## Data to process
----------

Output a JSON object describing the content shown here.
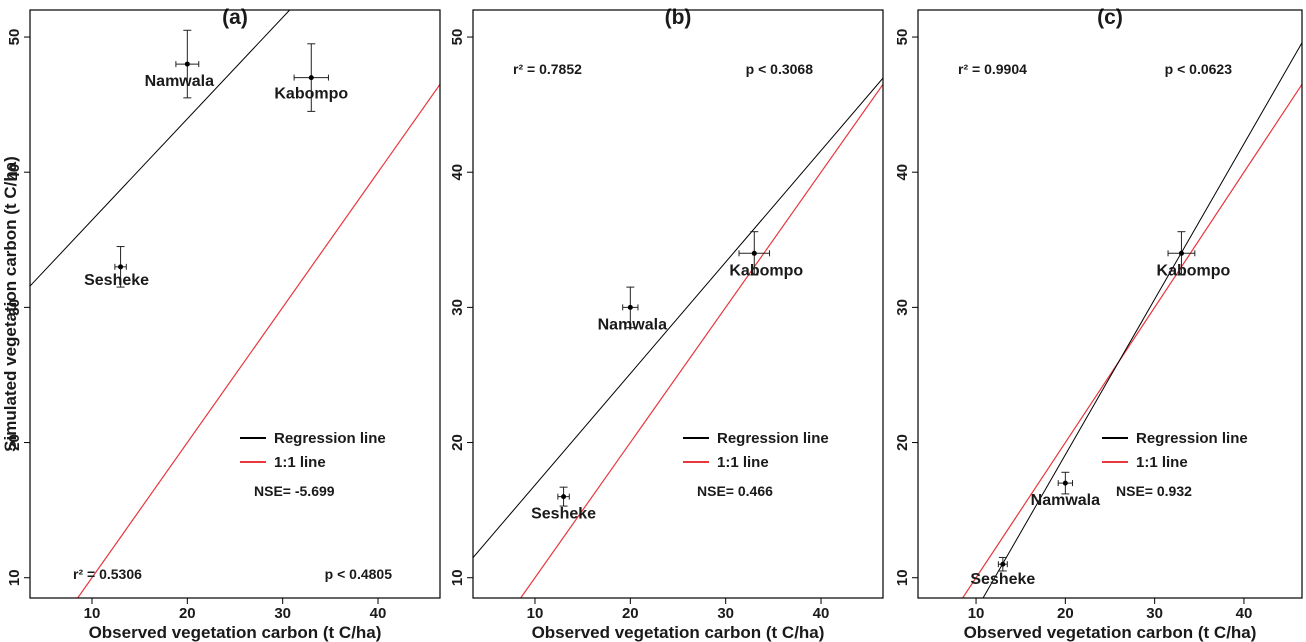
{
  "chart_data": [
    {
      "type": "scatter",
      "title": "(a)",
      "xlabel": "Observed vegetation carbon (t C/ha)",
      "ylabel": "Simulated vegetation carbon (t C/ha)",
      "xlim": [
        3.5,
        46.5
      ],
      "ylim": [
        8.5,
        52
      ],
      "xticks": [
        10,
        20,
        30,
        40
      ],
      "yticks": [
        10,
        20,
        30,
        40,
        50
      ],
      "points": [
        {
          "label": "Namwala",
          "x": 20,
          "y": 48,
          "xerr": 1.2,
          "yerr": 2.5
        },
        {
          "label": "Kabompo",
          "x": 33,
          "y": 47,
          "xerr": 1.8,
          "yerr": 2.5
        },
        {
          "label": "Sesheke",
          "x": 13,
          "y": 33,
          "xerr": 0.6,
          "yerr": 1.5
        }
      ],
      "regression": {
        "slope": 0.75,
        "intercept": 28.95
      },
      "one_to_one": true,
      "r2": "r² = 0.5306",
      "p": "p < 0.4805",
      "nse": "NSE= -5.699",
      "legend": [
        "Regression line",
        "1:1 line"
      ],
      "legend_colors": [
        "#000000",
        "#e8373d"
      ],
      "grid": false
    },
    {
      "type": "scatter",
      "title": "(b)",
      "xlabel": "Observed vegetation carbon (t C/ha)",
      "ylabel": "",
      "xlim": [
        3.5,
        46.5
      ],
      "ylim": [
        8.5,
        52
      ],
      "xticks": [
        10,
        20,
        30,
        40
      ],
      "yticks": [
        10,
        20,
        30,
        40,
        50
      ],
      "points": [
        {
          "label": "Namwala",
          "x": 20,
          "y": 30,
          "xerr": 0.8,
          "yerr": 1.5
        },
        {
          "label": "Kabompo",
          "x": 33,
          "y": 34,
          "xerr": 1.6,
          "yerr": 1.6
        },
        {
          "label": "Sesheke",
          "x": 13,
          "y": 16,
          "xerr": 0.6,
          "yerr": 0.7
        }
      ],
      "regression": {
        "slope": 0.825,
        "intercept": 8.6
      },
      "one_to_one": true,
      "r2": "r² = 0.7852",
      "p": "p < 0.3068",
      "nse": "NSE= 0.466",
      "legend": [
        "Regression line",
        "1:1 line"
      ],
      "legend_colors": [
        "#000000",
        "#e8373d"
      ],
      "grid": false
    },
    {
      "type": "scatter",
      "title": "(c)",
      "xlabel": "Observed vegetation carbon (t C/ha)",
      "ylabel": "",
      "xlim": [
        3.5,
        46.5
      ],
      "ylim": [
        8.5,
        52
      ],
      "xticks": [
        10,
        20,
        30,
        40
      ],
      "yticks": [
        10,
        20,
        30,
        40,
        50
      ],
      "points": [
        {
          "label": "Kabompo",
          "x": 33,
          "y": 34,
          "xerr": 1.5,
          "yerr": 1.6
        },
        {
          "label": "Namwala",
          "x": 20,
          "y": 17,
          "xerr": 0.8,
          "yerr": 0.8
        },
        {
          "label": "Sesheke",
          "x": 13,
          "y": 11,
          "xerr": 0.5,
          "yerr": 0.5
        }
      ],
      "regression": {
        "slope": 1.15,
        "intercept": -3.9
      },
      "one_to_one": true,
      "r2": "r² = 0.9904",
      "p": "p < 0.0623",
      "nse": "NSE= 0.932",
      "legend": [
        "Regression line",
        "1:1 line"
      ],
      "legend_colors": [
        "#000000",
        "#e8373d"
      ],
      "grid": false
    }
  ]
}
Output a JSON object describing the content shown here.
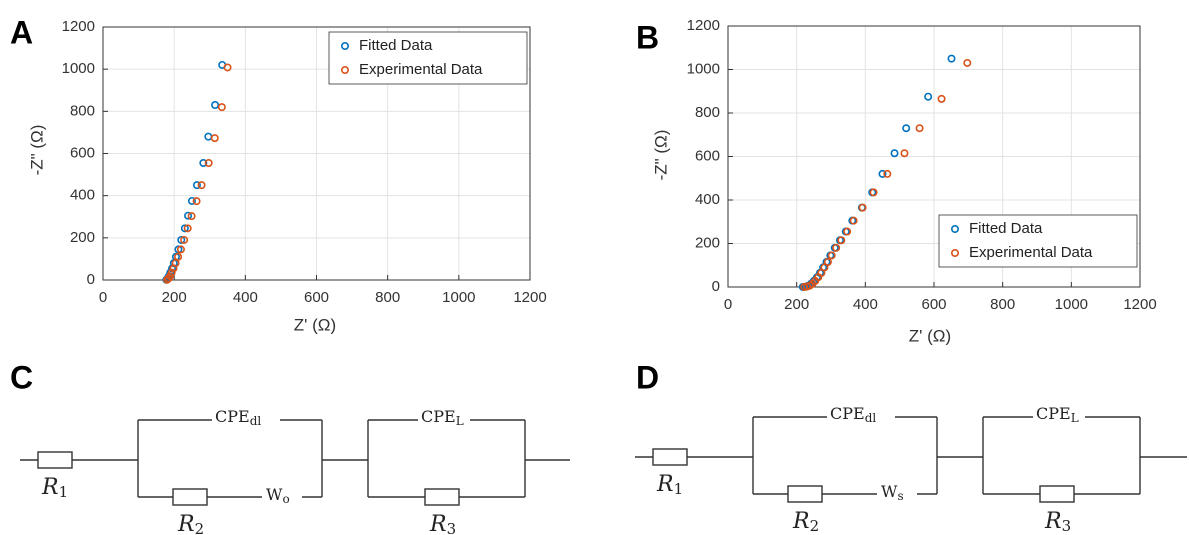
{
  "panels": [
    "A",
    "B",
    "C",
    "D"
  ],
  "chart_data": [
    {
      "type": "scatter",
      "xlabel": "Z' (Ω)",
      "ylabel": "-Z\" (Ω)",
      "xlim": [
        0,
        1200
      ],
      "ylim": [
        0,
        1200
      ],
      "xticks": [
        0,
        200,
        400,
        600,
        800,
        1000,
        1200
      ],
      "yticks": [
        0,
        200,
        400,
        600,
        800,
        1000,
        1200
      ],
      "grid": true,
      "legend": "northeast",
      "series": [
        {
          "name": "Fitted Data",
          "color": "#0072bd",
          "x": [
            335,
            315,
            296,
            282,
            264,
            250,
            239,
            230,
            220,
            212,
            205,
            199,
            194,
            189,
            185,
            181,
            178
          ],
          "values": [
            1020,
            830,
            680,
            555,
            450,
            375,
            305,
            245,
            190,
            145,
            110,
            80,
            55,
            35,
            18,
            7,
            1
          ]
        },
        {
          "name": "Experimental Data",
          "color": "#d95319",
          "x": [
            350,
            334,
            314,
            297,
            277,
            263,
            249,
            238,
            228,
            219,
            211,
            204,
            198,
            193,
            188,
            184,
            180
          ],
          "values": [
            1008,
            820,
            673,
            555,
            450,
            374,
            303,
            245,
            190,
            145,
            110,
            80,
            55,
            35,
            18,
            7,
            1
          ]
        }
      ]
    },
    {
      "type": "scatter",
      "xlabel": "Z' (Ω)",
      "ylabel": "-Z\" (Ω)",
      "xlim": [
        0,
        1200
      ],
      "ylim": [
        0,
        1200
      ],
      "xticks": [
        0,
        200,
        400,
        600,
        800,
        1000,
        1200
      ],
      "yticks": [
        0,
        200,
        400,
        600,
        800,
        1000,
        1200
      ],
      "grid": true,
      "legend": "southeast",
      "series": [
        {
          "name": "Fitted Data",
          "color": "#0072bd",
          "x": [
            651,
            583,
            519,
            485,
            450,
            420,
            390,
            362,
            343,
            326,
            311,
            298,
            287,
            277,
            268,
            259,
            250,
            242,
            234,
            226,
            218
          ],
          "values": [
            1050,
            875,
            730,
            615,
            520,
            435,
            365,
            305,
            255,
            215,
            180,
            145,
            115,
            90,
            65,
            45,
            28,
            15,
            6,
            2,
            0
          ]
        },
        {
          "name": "Experimental Data",
          "color": "#d95319",
          "x": [
            697,
            622,
            558,
            514,
            464,
            424,
            392,
            366,
            347,
            330,
            315,
            302,
            291,
            281,
            272,
            263,
            254,
            246,
            238,
            230,
            222
          ],
          "values": [
            1030,
            865,
            730,
            615,
            520,
            435,
            365,
            305,
            255,
            215,
            180,
            145,
            115,
            90,
            65,
            45,
            28,
            15,
            6,
            2,
            0
          ]
        }
      ]
    }
  ],
  "circuits": [
    {
      "r1": {
        "main": "R",
        "sub": "1"
      },
      "r2": {
        "main": "R",
        "sub": "2"
      },
      "r3": {
        "main": "R",
        "sub": "3"
      },
      "cpe1": {
        "main": "CPE",
        "sub": "dl"
      },
      "cpe2": {
        "main": "CPE",
        "sub": "L"
      },
      "w": {
        "main": "W",
        "sub": "o"
      }
    },
    {
      "r1": {
        "main": "R",
        "sub": "1"
      },
      "r2": {
        "main": "R",
        "sub": "2"
      },
      "r3": {
        "main": "R",
        "sub": "3"
      },
      "cpe1": {
        "main": "CPE",
        "sub": "dl"
      },
      "cpe2": {
        "main": "CPE",
        "sub": "L"
      },
      "w": {
        "main": "W",
        "sub": "s"
      }
    }
  ]
}
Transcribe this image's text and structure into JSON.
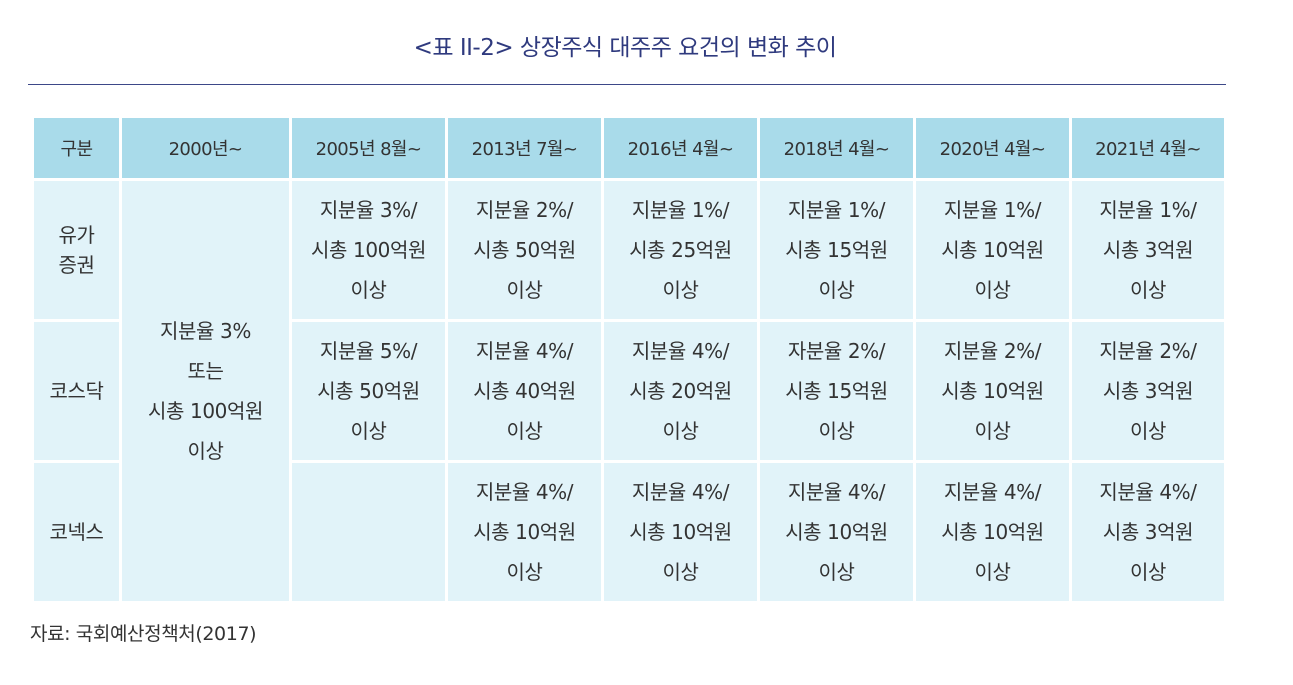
{
  "title": "<표 II-2> 상장주식 대주주 요건의 변화 추이",
  "header": [
    "구분",
    "2000년~",
    "2005년 8월~",
    "2013년 7월~",
    "2016년 4월~",
    "2018년 4월~",
    "2020년 4월~",
    "2021년 4월~"
  ],
  "rows": [
    {
      "label": [
        "유가",
        "증권"
      ],
      "cells": [
        [
          "지분율 3%/",
          "시총 100억원",
          "이상"
        ],
        [
          "지분율 2%/",
          "시총 50억원",
          "이상"
        ],
        [
          "지분율 1%/",
          "시총 25억원",
          "이상"
        ],
        [
          "지분율 1%/",
          "시총 15억원",
          "이상"
        ],
        [
          "지분율 1%/",
          "시총 10억원",
          "이상"
        ],
        [
          "지분율 1%/",
          "시총 3억원",
          "이상"
        ]
      ]
    },
    {
      "label": [
        "코스닥"
      ],
      "cells": [
        [
          "지분율 5%/",
          "시총 50억원",
          "이상"
        ],
        [
          "지분율 4%/",
          "시총 40억원",
          "이상"
        ],
        [
          "지분율 4%/",
          "시총 20억원",
          "이상"
        ],
        [
          "자분율 2%/",
          "시총 15억원",
          "이상"
        ],
        [
          "지분율 2%/",
          "시총 10억원",
          "이상"
        ],
        [
          "지분율 2%/",
          "시총 3억원",
          "이상"
        ]
      ]
    },
    {
      "label": [
        "코넥스"
      ],
      "cells": [
        [],
        [
          "지분율 4%/",
          "시총 10억원",
          "이상"
        ],
        [
          "지분율 4%/",
          "시총 10억원",
          "이상"
        ],
        [
          "지분율 4%/",
          "시총 10억원",
          "이상"
        ],
        [
          "지분율 4%/",
          "시총 10억원",
          "이상"
        ],
        [
          "지분율 4%/",
          "시총 3억원",
          "이상"
        ]
      ]
    }
  ],
  "merged_2000": [
    "지분율 3%",
    "또는",
    "시총 100억원",
    "이상"
  ],
  "source": "자료: 국회예산정책처(2017)",
  "colors": {
    "header_bg": "#a9dbea",
    "body_bg": "#e1f3f9",
    "title": "#2f3a7e"
  }
}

----------

## Exercise details
Which lines in the records above contain the string "xerr"? Copy each one.

## Task solution
          "xerr": 1.2,
          "xerr": 1.8,
          "xerr": 0.6,
          "xerr": 0.8,
          "xerr": 1.6,
          "xerr": 0.6,
          "xerr": 1.5,
          "xerr": 0.8,
          "xerr": 0.5,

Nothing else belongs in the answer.